● **PROBLEM STATEMENT**: Transcribe everything in the data word for word. Pictures are left out.

● **INPUT RECORDS**:
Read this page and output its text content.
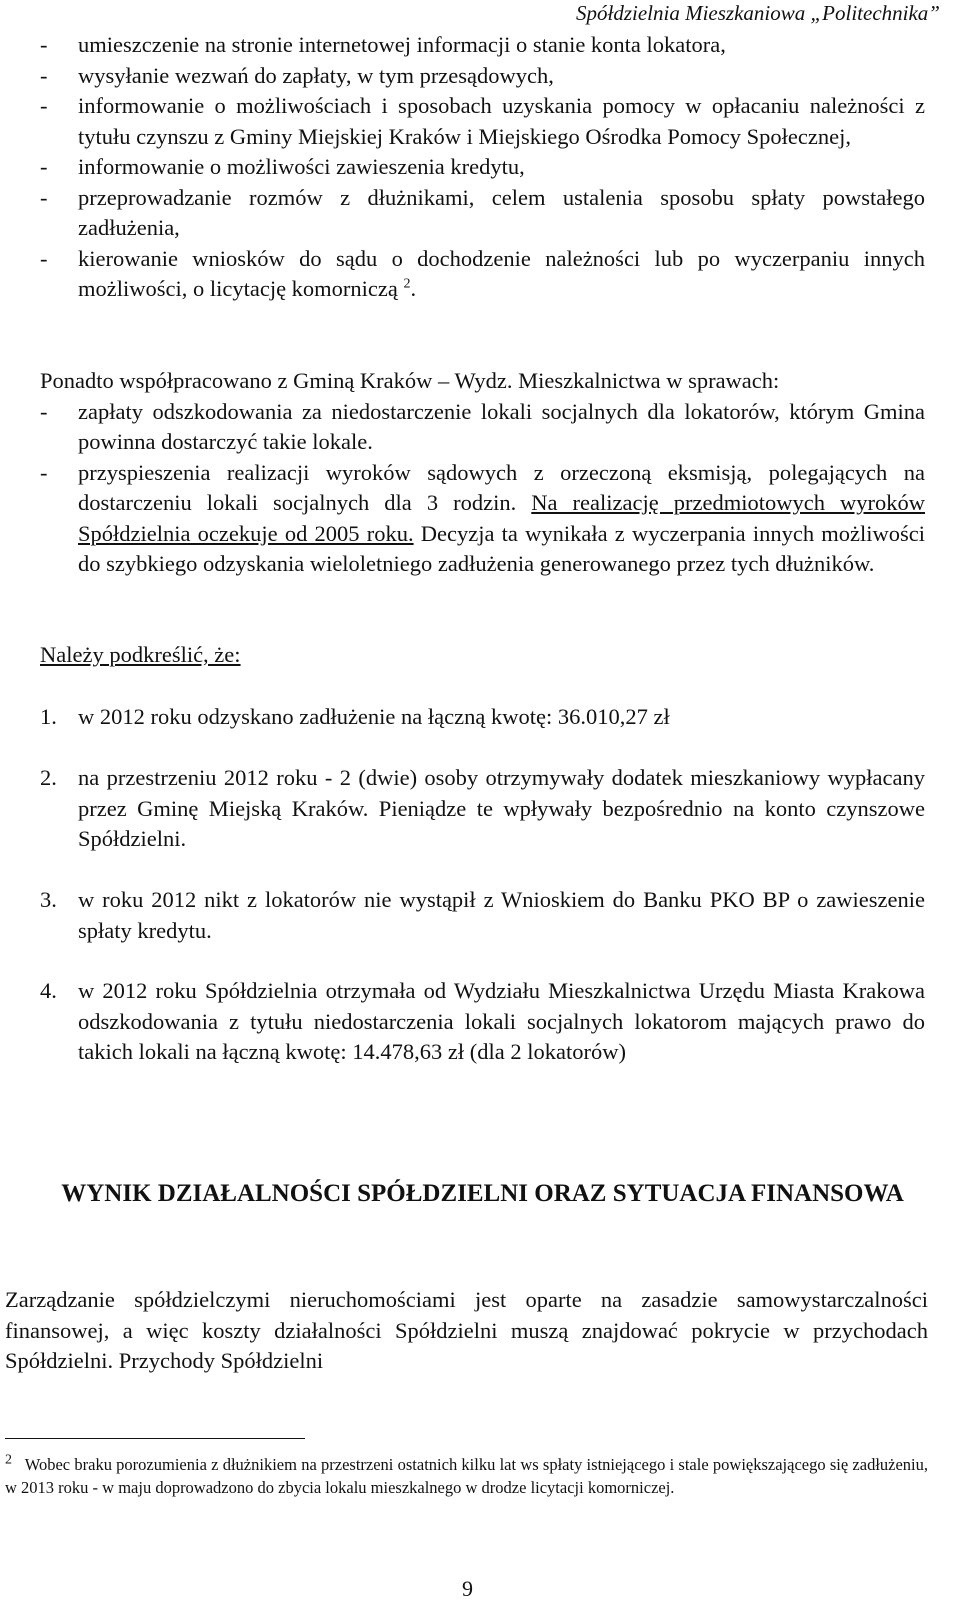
Spółdzielnia Mieszkaniowa „Politechnika”
- umieszczenie na stronie internetowej informacji o stanie konta lokatora,
- wysyłanie wezwań do zapłaty, w tym przesądowych,
- informowanie o możliwościach i sposobach uzyskania pomocy w opłacaniu należności z tytułu czynszu z Gminy Miejskiej Kraków i Miejskiego Ośrodka Pomocy Społecznej,
- informowanie o możliwości zawieszenia kredytu,
- przeprowadzanie rozmów z dłużnikami, celem ustalenia sposobu spłaty powstałego zadłużenia,
- kierowanie wniosków do sądu o dochodzenie należności lub po wyczerpaniu innych możliwości, o licytację komorniczą $^2$.
Ponadto współpracowano z Gminą Kraków – Wydz. Mieszkalnictwa w sprawach:
- zapłaty odszkodowania za niedostarczenie lokali socjalnych dla lokatorów, którym Gmina powinna dostarczyć takie lokale.
- przyspieszenia realizacji wyroków sądowych z orzeczoną eksmisją, polegających na dostarczeniu lokali socjalnych dla 3 rodzin. Na realizację przedmiotowych wyroków Spółdzielnia oczekuje od 2005 roku. Decyzja ta wynikała z wyczerpania innych możliwości do szybkiego odzyskania wieloletniego zadłużenia generowanego przez tych dłużników.
Należy podkreślić, że:
1. w 2012 roku odzyskano zadłużenie na łączną kwotę: 36.010,27 zł
2. na przestrzeniu 2012 roku - 2 (dwie) osoby otrzymywały dodatek mieszkaniowy wypłacany przez Gminę Miejską Kraków. Pieniądze te wpływały bezpośrednio na konto czynszowe Spółdzielni.
3. w roku 2012 nikt z lokatorów nie wystąpił z Wnioskiem do Banku PKO BP o zawieszenie spłaty kredytu.
4. w 2012 roku Spółdzielnia otrzymała od Wydziału Mieszkalnictwa Urzędu Miasta Krakowa odszkodowania z tytułu niedostarczenia lokali socjalnych lokatorom mających prawo do takich lokali na łączną kwotę: 14.478,63 zł (dla 2 lokatorów)
WYNIK DZIAŁALNOŚCI SPÓŁDZIELNI ORAZ SYTUACJA FINANSOWA
Zarządzanie spółdzielczymi nieruchomościami jest oparte na zasadzie samowystarczalności finansowej, a więc koszty działalności Spółdzielni muszą znajdować pokrycie w przychodach Spółdzielni. Przychody Spółdzielni
$^2$ Wobec braku porozumienia z dłużnikiem na przestrzeni ostatnich kilku lat ws spłaty istniejącego i stale powiększającego się zadłużeniu, w 2013 roku - w maju doprowadzono do zbycia lokalu mieszkalnego w drodze licytacji komorniczej.
9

● **FULL SOLUTION**:
Read this page and output its text content.
Spółdzielnia Mieszkaniowa „Politechnika”
- umieszczenie na stronie internetowej informacji o stanie konta lokatora,
- wysyłanie wezwań do zapłaty, w tym przesądowych,
- informowanie o możliwościach i sposobach uzyskania pomocy w opłacaniu należności z tytułu czynszu z Gminy Miejskiej Kraków i Miejskiego Ośrodka Pomocy Społecznej,
- informowanie o możliwości zawieszenia kredytu,
- przeprowadzanie rozmów z dłużnikami, celem ustalenia sposobu spłaty powstałego zadłużenia,
- kierowanie wniosków do sądu o dochodzenie należności lub po wyczerpaniu innych możliwości, o licytację komorniczą $^2$.
Ponadto współpracowano z Gminą Kraków – Wydz. Mieszkalnictwa w sprawach:
- zapłaty odszkodowania za niedostarczenie lokali socjalnych dla lokatorów, którym Gmina powinna dostarczyć takie lokale.
- przyspieszenia realizacji wyroków sądowych z orzeczoną eksmisją, polegających na dostarczeniu lokali socjalnych dla 3 rodzin. Na realizację przedmiotowych wyroków Spółdzielnia oczekuje od 2005 roku. Decyzja ta wynikała z wyczerpania innych możliwości do szybkiego odzyskania wieloletniego zadłużenia generowanego przez tych dłużników.
Należy podkreślić, że:
1. w 2012 roku odzyskano zadłużenie na łączną kwotę: 36.010,27 zł
2. na przestrzeniu 2012 roku - 2 (dwie) osoby otrzymywały dodatek mieszkaniowy wypłacany przez Gminę Miejską Kraków. Pieniądze te wpływały bezpośrednio na konto czynszowe Spółdzielni.
3. w roku 2012 nikt z lokatorów nie wystąpił z Wnioskiem do Banku PKO BP o zawieszenie spłaty kredytu.
4. w 2012 roku Spółdzielnia otrzymała od Wydziału Mieszkalnictwa Urzędu Miasta Krakowa odszkodowania z tytułu niedostarczenia lokali socjalnych lokatorom mających prawo do takich lokali na łączną kwotę: 14.478,63 zł (dla 2 lokatorów)
WYNIK DZIAŁALNOŚCI SPÓŁDZIELNI ORAZ SYTUACJA FINANSOWA
Zarządzanie spółdzielczymi nieruchomościami jest oparte na zasadzie samowystarczalności finansowej, a więc koszty działalności Spółdzielni muszą znajdować pokrycie w przychodach Spółdzielni. Przychody Spółdzielni
$^2$ Wobec braku porozumienia z dłużnikiem na przestrzeni ostatnich kilku lat ws spłaty istniejącego i stale powiększającego się zadłużeniu, w 2013 roku - w maju doprowadzono do zbycia lokalu mieszkalnego w drodze licytacji komorniczej.
9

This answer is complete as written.